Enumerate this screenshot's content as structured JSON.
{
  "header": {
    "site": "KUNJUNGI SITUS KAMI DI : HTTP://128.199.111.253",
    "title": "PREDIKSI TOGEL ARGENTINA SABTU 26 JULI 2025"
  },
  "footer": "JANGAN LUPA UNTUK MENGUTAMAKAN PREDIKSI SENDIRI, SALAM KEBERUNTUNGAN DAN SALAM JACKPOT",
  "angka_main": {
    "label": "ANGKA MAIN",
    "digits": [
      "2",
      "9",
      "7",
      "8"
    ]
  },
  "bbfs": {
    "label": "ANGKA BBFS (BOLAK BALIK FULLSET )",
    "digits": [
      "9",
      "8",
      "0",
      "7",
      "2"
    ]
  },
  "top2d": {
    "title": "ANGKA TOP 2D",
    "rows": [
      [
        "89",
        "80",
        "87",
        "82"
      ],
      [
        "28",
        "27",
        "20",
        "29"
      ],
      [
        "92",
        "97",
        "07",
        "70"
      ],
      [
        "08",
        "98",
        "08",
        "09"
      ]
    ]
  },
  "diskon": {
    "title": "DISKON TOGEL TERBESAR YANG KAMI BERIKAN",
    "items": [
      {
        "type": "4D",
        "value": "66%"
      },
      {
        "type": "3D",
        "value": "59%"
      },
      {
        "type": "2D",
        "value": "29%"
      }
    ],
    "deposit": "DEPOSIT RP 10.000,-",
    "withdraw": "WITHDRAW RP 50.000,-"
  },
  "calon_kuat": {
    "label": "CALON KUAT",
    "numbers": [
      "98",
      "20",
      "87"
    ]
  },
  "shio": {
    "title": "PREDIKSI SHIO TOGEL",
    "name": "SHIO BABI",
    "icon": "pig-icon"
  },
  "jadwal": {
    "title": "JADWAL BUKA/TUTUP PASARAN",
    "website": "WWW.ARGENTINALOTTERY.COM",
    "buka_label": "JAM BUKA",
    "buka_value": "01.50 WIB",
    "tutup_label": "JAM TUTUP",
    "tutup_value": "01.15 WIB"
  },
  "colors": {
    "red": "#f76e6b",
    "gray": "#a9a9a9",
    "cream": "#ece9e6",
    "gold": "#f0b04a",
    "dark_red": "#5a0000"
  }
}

^^^^^^^^^^^^^^^^

Goal :: What is the number of lines in the records that contain "TOGEL"? Give that number only.

Exercise result :: 3